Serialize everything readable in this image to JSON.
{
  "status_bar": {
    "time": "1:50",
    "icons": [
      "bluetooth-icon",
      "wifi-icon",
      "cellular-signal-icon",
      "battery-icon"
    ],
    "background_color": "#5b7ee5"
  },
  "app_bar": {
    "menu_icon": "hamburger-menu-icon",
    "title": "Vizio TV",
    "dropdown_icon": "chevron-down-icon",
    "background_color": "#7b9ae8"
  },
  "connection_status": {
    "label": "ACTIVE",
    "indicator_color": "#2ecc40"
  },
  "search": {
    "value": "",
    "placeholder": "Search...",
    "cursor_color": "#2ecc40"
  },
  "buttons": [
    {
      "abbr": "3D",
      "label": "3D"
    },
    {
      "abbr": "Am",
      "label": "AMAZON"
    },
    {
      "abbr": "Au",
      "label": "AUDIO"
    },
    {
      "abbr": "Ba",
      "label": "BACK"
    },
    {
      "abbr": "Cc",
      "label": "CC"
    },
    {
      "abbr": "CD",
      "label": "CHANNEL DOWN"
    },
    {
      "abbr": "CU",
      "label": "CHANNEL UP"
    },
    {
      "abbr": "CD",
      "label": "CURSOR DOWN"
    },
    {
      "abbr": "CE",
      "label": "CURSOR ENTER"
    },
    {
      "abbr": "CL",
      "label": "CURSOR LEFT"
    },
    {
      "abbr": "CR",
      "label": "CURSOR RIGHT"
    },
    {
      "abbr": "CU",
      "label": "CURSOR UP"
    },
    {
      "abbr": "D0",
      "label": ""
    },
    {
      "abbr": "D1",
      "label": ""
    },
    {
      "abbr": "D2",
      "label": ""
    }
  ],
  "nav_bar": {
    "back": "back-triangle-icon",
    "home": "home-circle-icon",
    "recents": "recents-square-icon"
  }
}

### GOAL
Your task is to repeat each line of the material exactly.

### RESPONSE
Serialize everything readable in this image to JSON.
{
  "status_bar": {
    "time": "1:50",
    "icons": [
      "bluetooth-icon",
      "wifi-icon",
      "cellular-signal-icon",
      "battery-icon"
    ],
    "background_color": "#5b7ee5"
  },
  "app_bar": {
    "menu_icon": "hamburger-menu-icon",
    "title": "Vizio TV",
    "dropdown_icon": "chevron-down-icon",
    "background_color": "#7b9ae8"
  },
  "connection_status": {
    "label": "ACTIVE",
    "indicator_color": "#2ecc40"
  },
  "search": {
    "value": "",
    "placeholder": "Search...",
    "cursor_color": "#2ecc40"
  },
  "buttons": [
    {
      "abbr": "3D",
      "label": "3D"
    },
    {
      "abbr": "Am",
      "label": "AMAZON"
    },
    {
      "abbr": "Au",
      "label": "AUDIO"
    },
    {
      "abbr": "Ba",
      "label": "BACK"
    },
    {
      "abbr": "Cc",
      "label": "CC"
    },
    {
      "abbr": "CD",
      "label": "CHANNEL DOWN"
    },
    {
      "abbr": "CU",
      "label": "CHANNEL UP"
    },
    {
      "abbr": "CD",
      "label": "CURSOR DOWN"
    },
    {
      "abbr": "CE",
      "label": "CURSOR ENTER"
    },
    {
      "abbr": "CL",
      "label": "CURSOR LEFT"
    },
    {
      "abbr": "CR",
      "label": "CURSOR RIGHT"
    },
    {
      "abbr": "CU",
      "label": "CURSOR UP"
    },
    {
      "abbr": "D0",
      "label": ""
    },
    {
      "abbr": "D1",
      "label": ""
    },
    {
      "abbr": "D2",
      "label": ""
    }
  ],
  "nav_bar": {
    "back": "back-triangle-icon",
    "home": "home-circle-icon",
    "recents": "recents-square-icon"
  }
}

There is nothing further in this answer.